## Directive
Copy out every line in the entries below that includes "screenshot".

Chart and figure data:
· · · · · · ·

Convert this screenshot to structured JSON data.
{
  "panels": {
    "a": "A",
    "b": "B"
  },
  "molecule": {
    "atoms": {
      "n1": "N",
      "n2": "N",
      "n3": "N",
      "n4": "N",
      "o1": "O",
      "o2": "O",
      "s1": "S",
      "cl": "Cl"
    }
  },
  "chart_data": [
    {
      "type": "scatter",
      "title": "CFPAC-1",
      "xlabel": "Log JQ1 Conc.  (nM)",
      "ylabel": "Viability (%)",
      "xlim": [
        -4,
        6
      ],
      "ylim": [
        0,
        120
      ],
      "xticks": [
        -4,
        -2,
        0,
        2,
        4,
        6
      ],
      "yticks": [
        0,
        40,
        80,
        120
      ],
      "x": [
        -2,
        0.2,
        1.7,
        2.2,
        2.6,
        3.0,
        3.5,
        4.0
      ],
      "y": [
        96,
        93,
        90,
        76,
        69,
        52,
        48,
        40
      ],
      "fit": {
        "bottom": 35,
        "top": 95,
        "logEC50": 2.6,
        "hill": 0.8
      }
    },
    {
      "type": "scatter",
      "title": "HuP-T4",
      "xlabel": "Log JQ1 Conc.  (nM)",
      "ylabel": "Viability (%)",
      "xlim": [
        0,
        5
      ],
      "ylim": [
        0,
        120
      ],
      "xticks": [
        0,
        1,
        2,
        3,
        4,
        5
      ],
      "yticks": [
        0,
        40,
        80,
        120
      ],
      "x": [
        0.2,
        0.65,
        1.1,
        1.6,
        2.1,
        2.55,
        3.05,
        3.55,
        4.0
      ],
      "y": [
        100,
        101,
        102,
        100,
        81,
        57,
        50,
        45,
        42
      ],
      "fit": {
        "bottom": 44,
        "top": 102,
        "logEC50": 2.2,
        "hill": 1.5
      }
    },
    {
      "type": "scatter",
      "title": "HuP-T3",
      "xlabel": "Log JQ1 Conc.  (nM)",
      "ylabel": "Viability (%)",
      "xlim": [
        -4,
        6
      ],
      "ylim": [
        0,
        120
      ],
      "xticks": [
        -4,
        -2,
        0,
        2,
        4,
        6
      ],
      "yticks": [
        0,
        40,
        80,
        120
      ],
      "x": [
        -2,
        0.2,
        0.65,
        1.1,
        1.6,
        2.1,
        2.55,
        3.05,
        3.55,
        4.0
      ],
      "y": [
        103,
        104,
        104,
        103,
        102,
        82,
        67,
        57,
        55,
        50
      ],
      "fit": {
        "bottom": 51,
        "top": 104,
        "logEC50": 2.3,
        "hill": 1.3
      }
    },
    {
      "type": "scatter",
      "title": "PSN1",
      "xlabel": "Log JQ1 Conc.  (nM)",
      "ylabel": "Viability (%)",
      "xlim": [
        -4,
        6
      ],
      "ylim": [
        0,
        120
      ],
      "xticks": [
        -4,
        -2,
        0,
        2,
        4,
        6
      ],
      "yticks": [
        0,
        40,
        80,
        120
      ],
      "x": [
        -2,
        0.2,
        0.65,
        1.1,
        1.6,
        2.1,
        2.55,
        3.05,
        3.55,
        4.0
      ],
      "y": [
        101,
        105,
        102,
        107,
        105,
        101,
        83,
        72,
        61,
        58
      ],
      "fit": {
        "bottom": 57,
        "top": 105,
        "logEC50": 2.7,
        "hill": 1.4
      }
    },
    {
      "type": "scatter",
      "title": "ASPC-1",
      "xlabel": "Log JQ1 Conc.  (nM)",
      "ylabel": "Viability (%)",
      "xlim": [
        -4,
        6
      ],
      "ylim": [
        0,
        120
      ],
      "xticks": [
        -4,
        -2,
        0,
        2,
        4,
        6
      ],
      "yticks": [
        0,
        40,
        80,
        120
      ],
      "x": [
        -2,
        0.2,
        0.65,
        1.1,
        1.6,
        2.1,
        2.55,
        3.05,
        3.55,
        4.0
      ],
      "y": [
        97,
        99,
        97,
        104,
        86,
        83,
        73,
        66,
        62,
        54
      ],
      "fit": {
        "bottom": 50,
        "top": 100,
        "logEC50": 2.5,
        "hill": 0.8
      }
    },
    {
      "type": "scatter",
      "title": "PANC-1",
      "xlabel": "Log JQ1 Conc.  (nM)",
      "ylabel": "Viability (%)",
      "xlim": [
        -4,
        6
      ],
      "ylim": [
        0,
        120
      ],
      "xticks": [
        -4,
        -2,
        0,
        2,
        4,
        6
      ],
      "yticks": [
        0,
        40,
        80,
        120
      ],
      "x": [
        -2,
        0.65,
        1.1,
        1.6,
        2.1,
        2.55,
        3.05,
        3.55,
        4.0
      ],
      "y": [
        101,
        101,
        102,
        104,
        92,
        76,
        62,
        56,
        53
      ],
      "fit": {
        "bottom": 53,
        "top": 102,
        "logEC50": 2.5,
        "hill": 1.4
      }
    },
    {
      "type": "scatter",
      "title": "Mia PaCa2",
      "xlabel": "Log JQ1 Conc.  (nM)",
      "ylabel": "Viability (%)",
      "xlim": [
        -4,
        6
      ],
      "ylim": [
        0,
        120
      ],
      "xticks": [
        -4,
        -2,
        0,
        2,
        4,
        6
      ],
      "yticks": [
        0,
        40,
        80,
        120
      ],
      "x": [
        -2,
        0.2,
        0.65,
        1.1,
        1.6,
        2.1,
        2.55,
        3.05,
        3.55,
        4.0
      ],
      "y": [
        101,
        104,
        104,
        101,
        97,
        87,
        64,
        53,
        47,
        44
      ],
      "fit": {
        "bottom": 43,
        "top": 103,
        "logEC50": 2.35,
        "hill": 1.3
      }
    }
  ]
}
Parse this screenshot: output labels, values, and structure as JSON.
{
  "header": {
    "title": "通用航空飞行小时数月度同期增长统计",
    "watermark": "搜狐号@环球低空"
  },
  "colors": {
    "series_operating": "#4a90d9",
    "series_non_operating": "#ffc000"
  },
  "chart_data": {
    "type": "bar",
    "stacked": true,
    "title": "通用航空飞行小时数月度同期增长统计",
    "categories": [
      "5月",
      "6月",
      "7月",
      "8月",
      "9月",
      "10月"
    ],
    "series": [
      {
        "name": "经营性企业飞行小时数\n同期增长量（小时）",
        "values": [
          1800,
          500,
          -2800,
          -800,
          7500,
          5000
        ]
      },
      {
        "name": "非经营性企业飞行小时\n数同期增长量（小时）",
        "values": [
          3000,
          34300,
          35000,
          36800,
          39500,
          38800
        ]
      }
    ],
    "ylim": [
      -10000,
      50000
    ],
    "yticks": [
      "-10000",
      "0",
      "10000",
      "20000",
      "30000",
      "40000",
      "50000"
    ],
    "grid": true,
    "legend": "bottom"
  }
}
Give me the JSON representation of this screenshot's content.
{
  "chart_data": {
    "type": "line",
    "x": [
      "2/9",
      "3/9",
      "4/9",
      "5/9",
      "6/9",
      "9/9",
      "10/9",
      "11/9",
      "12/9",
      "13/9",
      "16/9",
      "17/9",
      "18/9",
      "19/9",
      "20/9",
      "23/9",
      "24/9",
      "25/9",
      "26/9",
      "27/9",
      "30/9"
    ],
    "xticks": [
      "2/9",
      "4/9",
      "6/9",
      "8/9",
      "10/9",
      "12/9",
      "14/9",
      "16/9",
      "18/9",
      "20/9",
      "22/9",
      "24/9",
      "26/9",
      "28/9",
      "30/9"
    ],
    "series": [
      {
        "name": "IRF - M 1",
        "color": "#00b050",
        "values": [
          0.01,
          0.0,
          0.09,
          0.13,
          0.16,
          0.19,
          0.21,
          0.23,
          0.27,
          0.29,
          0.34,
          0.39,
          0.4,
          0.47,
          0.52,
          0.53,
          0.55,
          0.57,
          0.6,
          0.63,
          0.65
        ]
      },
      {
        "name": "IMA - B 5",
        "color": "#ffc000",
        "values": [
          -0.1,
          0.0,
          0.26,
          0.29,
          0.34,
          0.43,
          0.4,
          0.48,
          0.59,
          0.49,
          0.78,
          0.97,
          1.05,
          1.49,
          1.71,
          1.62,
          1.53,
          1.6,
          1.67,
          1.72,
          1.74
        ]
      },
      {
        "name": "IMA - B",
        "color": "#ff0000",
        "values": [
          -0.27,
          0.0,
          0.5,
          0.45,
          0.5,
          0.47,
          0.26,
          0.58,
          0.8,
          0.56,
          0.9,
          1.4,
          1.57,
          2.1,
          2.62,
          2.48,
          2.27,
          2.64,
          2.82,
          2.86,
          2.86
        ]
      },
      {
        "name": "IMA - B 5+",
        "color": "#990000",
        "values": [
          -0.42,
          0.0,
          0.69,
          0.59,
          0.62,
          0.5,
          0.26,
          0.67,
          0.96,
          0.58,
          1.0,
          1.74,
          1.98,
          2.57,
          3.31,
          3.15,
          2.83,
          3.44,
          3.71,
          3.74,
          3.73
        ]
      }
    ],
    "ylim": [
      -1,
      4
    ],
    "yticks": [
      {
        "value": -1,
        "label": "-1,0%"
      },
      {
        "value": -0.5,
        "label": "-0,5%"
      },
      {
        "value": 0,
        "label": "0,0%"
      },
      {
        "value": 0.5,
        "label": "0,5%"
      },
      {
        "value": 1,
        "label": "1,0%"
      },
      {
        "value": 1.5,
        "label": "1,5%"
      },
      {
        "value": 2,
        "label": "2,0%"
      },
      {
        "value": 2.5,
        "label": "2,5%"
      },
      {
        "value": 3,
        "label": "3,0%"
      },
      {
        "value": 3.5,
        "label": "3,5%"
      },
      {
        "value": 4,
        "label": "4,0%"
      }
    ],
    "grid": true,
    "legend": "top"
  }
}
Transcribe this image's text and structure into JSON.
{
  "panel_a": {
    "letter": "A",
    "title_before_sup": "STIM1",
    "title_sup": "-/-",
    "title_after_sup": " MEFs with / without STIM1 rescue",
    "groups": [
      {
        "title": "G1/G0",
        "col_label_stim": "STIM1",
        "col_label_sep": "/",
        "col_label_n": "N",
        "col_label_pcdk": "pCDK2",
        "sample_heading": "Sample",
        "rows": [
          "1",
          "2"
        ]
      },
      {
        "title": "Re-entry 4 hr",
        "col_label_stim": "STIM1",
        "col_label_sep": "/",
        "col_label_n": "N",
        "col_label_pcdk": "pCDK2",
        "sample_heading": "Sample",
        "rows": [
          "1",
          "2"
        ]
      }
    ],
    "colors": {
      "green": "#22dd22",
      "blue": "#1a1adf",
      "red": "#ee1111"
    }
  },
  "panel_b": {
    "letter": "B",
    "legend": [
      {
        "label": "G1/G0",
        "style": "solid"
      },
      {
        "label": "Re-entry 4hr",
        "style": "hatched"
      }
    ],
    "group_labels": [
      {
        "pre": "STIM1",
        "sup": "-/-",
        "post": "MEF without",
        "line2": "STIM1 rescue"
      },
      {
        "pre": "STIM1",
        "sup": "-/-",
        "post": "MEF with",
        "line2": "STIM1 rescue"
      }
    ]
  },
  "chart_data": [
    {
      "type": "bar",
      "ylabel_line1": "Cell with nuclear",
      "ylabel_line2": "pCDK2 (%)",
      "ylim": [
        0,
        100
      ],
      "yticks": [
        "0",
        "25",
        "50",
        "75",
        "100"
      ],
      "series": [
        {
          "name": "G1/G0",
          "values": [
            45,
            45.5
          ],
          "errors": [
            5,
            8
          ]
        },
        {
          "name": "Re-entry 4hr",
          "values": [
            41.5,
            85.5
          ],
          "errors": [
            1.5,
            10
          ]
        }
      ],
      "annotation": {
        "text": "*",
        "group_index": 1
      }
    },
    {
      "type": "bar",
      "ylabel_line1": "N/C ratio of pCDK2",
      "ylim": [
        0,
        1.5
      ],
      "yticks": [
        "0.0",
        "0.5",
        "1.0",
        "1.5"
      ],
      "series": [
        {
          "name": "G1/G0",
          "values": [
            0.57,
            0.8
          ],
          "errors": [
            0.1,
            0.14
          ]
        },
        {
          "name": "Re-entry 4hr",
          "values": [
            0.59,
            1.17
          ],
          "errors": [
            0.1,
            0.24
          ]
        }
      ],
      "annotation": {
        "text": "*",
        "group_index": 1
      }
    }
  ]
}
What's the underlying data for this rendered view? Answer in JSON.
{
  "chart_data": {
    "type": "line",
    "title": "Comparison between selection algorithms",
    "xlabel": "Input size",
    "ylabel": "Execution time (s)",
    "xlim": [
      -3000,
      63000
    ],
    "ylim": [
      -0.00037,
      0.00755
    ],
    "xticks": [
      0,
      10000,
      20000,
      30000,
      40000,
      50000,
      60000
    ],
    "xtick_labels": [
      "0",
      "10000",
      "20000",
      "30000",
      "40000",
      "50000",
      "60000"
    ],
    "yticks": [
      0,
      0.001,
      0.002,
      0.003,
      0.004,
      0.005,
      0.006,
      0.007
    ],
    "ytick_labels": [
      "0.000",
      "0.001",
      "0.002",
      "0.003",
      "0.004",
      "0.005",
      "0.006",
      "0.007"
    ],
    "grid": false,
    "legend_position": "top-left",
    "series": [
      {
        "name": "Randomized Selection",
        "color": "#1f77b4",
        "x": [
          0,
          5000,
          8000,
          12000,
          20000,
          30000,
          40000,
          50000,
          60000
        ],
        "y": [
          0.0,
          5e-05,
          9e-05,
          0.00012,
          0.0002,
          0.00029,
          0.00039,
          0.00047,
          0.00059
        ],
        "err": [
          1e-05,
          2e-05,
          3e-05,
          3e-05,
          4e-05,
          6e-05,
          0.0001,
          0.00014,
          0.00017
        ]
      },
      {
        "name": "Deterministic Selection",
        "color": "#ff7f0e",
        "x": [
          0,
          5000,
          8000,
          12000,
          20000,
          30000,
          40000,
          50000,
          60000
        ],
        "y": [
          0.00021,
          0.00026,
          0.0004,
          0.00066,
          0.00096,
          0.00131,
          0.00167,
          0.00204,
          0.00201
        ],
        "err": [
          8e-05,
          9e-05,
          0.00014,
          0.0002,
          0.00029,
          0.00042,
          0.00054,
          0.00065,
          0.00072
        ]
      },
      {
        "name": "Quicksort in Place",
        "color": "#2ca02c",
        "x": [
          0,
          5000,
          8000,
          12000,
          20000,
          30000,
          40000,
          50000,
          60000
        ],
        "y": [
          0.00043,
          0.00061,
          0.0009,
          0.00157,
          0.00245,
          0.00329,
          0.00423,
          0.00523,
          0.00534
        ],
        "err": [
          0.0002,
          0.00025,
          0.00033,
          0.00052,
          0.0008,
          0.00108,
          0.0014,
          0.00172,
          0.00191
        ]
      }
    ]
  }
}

· · · · · · ·

## Answer in full
Convert this screenshot to structured JSON data.
Parse this screenshot: output labels, values, and structure as JSON.
Give me the JSON representation of this screenshot's content.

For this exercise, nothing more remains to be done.